Stated goal – Find the string "Bond" in the records. Copy every line it appears in.
====================
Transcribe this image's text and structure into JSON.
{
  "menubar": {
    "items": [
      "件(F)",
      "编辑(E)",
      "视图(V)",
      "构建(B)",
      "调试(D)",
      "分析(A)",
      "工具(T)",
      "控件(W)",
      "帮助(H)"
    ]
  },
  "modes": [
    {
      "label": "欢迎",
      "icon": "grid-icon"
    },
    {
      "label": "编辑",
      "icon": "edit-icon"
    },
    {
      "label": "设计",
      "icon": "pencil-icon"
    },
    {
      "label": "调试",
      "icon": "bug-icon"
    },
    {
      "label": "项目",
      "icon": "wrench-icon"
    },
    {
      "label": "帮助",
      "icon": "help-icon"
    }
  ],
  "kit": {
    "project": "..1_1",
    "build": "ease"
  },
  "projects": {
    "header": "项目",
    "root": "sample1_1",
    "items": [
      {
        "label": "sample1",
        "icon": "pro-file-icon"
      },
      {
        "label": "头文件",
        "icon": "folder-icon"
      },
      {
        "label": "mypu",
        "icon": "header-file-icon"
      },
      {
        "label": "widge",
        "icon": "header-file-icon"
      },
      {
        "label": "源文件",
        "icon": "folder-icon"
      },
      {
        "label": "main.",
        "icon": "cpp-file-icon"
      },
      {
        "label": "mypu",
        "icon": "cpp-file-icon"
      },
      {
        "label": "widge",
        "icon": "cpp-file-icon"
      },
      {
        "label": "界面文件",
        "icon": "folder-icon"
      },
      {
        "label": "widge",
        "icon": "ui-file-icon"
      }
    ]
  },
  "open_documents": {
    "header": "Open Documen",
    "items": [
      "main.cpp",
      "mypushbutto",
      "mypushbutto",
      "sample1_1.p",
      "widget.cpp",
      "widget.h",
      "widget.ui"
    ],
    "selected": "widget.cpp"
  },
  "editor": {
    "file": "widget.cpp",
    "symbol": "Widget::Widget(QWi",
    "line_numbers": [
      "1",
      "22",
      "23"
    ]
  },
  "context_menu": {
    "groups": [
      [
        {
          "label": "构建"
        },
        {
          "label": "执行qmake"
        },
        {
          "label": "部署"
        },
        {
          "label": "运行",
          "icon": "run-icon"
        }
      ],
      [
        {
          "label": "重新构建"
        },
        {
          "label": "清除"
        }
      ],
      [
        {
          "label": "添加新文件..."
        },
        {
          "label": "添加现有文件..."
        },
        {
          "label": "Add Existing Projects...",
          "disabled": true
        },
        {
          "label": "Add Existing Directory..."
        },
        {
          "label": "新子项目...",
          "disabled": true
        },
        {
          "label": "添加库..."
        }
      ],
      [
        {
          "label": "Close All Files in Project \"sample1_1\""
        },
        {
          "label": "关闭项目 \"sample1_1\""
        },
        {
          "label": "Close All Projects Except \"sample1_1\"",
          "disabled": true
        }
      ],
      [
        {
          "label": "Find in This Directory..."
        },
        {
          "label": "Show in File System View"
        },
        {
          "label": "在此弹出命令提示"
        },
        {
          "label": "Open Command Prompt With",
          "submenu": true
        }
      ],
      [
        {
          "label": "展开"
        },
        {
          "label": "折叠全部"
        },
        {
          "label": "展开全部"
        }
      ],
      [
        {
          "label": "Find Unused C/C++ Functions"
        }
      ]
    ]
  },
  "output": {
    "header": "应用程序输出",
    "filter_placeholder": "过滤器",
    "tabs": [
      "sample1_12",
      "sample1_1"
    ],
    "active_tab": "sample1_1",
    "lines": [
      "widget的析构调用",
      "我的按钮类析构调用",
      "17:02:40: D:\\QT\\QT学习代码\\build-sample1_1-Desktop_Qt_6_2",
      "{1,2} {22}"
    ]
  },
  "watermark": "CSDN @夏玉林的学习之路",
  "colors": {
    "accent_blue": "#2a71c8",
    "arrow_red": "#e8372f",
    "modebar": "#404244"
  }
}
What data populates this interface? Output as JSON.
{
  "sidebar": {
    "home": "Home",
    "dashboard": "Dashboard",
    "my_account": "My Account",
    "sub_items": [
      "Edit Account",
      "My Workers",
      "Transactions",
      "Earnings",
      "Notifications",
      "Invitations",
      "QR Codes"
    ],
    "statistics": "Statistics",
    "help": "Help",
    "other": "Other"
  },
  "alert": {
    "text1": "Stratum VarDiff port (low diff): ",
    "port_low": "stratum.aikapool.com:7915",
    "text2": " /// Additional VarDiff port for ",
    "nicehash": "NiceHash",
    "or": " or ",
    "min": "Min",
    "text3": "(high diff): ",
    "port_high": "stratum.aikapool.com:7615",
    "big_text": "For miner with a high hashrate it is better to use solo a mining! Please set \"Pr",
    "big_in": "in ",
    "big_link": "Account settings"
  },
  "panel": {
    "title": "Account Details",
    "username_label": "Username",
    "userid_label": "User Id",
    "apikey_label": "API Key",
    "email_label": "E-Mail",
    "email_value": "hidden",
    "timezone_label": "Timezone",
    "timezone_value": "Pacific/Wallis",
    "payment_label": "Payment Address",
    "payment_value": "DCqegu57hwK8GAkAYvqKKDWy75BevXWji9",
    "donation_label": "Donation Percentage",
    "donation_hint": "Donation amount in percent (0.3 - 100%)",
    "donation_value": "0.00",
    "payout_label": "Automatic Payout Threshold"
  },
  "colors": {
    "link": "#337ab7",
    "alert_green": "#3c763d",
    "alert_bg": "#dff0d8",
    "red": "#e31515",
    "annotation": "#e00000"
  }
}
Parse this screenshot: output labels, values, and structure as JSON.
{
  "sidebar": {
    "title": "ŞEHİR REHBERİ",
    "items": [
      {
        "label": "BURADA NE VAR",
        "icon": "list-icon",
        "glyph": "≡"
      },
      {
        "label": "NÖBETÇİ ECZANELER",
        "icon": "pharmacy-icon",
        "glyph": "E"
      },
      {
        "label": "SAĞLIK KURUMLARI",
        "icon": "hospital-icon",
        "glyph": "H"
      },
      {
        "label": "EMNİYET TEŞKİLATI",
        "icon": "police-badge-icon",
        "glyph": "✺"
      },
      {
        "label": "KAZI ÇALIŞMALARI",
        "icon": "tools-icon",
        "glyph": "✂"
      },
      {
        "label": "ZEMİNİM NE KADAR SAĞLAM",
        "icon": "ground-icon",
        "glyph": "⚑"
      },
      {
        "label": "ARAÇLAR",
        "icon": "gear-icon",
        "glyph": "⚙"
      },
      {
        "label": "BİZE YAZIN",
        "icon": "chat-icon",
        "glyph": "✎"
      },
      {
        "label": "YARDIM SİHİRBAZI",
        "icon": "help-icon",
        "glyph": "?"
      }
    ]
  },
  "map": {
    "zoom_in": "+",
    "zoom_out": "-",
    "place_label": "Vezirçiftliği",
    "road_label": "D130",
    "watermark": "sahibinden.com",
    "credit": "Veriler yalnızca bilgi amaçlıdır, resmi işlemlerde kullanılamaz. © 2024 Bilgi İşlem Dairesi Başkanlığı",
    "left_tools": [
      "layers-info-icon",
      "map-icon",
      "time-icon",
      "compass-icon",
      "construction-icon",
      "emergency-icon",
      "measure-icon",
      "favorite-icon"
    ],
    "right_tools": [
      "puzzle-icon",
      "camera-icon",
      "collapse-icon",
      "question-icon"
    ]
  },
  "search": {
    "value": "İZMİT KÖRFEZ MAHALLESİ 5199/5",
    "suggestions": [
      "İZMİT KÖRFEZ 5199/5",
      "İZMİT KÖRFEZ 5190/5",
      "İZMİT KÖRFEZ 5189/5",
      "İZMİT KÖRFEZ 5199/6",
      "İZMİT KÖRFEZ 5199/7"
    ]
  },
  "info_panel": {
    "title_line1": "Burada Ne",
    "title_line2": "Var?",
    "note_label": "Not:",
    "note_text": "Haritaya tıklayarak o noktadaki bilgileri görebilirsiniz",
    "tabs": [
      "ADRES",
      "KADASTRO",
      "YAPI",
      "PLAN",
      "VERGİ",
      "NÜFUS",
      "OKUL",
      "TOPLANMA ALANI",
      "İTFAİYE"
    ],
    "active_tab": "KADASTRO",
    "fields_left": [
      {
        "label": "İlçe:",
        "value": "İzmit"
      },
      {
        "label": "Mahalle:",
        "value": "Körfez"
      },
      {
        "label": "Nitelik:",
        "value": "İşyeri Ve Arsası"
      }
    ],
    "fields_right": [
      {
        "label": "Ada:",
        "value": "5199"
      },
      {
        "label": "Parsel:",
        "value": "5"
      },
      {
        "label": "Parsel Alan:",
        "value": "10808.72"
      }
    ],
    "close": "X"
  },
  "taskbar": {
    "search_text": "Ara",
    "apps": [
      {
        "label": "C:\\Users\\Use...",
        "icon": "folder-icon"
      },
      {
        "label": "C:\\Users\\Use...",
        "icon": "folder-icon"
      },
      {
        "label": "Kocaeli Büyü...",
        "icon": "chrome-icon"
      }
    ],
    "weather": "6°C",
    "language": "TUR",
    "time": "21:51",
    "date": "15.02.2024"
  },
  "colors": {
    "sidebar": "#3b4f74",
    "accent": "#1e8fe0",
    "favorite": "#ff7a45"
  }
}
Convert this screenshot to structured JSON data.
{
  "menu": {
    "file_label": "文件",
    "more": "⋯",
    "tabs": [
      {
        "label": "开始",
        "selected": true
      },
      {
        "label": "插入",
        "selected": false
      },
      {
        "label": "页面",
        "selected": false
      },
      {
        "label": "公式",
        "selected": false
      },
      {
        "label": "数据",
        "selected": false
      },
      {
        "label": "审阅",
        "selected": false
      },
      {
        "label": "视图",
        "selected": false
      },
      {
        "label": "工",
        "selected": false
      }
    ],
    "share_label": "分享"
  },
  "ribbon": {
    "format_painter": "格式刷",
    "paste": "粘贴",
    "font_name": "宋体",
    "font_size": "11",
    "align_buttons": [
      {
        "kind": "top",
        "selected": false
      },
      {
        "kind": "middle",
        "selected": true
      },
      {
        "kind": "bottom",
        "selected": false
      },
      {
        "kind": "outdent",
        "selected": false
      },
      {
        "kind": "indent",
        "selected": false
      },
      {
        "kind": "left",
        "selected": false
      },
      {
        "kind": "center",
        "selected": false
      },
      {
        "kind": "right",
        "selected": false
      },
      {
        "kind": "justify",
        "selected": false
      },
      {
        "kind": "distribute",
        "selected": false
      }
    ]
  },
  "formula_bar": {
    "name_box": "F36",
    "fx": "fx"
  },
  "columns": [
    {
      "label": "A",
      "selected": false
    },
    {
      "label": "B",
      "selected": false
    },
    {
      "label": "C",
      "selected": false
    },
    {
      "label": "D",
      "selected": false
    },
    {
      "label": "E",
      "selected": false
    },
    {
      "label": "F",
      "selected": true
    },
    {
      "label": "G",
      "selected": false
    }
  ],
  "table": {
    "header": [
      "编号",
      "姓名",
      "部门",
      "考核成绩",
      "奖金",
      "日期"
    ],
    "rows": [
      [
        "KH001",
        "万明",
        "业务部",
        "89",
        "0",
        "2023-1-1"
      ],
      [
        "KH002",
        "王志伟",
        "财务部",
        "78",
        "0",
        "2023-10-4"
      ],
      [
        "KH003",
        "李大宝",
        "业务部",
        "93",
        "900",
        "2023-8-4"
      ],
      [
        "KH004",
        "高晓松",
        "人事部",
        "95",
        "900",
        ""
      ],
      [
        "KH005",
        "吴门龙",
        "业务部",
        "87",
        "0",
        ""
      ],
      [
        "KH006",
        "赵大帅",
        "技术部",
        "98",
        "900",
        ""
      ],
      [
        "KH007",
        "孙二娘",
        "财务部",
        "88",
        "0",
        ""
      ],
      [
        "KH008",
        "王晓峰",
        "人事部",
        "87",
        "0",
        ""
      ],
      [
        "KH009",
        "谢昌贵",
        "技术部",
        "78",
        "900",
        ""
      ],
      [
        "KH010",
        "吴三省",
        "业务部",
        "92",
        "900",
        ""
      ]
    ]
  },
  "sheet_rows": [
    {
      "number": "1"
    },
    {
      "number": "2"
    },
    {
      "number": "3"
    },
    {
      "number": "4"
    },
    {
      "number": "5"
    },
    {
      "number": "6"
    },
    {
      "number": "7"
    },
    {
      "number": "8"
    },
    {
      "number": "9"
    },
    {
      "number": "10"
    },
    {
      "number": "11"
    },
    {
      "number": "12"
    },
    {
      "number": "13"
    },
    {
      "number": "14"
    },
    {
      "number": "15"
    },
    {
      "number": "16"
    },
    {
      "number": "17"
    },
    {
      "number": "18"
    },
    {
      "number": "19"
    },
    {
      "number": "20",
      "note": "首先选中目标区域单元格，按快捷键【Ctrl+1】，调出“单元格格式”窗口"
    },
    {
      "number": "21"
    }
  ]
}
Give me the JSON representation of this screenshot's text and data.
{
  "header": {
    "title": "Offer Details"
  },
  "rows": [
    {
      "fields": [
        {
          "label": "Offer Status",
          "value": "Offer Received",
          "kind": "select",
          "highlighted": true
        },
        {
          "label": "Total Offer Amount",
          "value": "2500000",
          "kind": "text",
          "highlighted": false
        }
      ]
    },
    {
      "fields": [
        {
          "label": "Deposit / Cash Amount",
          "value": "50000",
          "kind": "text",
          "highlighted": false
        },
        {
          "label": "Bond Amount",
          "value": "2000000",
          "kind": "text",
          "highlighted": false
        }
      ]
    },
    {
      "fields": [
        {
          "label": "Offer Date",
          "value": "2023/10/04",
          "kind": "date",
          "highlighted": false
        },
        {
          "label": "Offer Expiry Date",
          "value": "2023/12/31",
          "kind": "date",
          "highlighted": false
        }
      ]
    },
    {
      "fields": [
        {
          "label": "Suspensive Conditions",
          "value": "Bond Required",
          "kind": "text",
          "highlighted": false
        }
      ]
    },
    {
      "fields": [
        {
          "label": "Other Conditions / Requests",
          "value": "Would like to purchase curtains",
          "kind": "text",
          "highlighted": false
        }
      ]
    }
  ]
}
====================
The reply –
          "label": "Bond Amount",
          "value": "Bond Required",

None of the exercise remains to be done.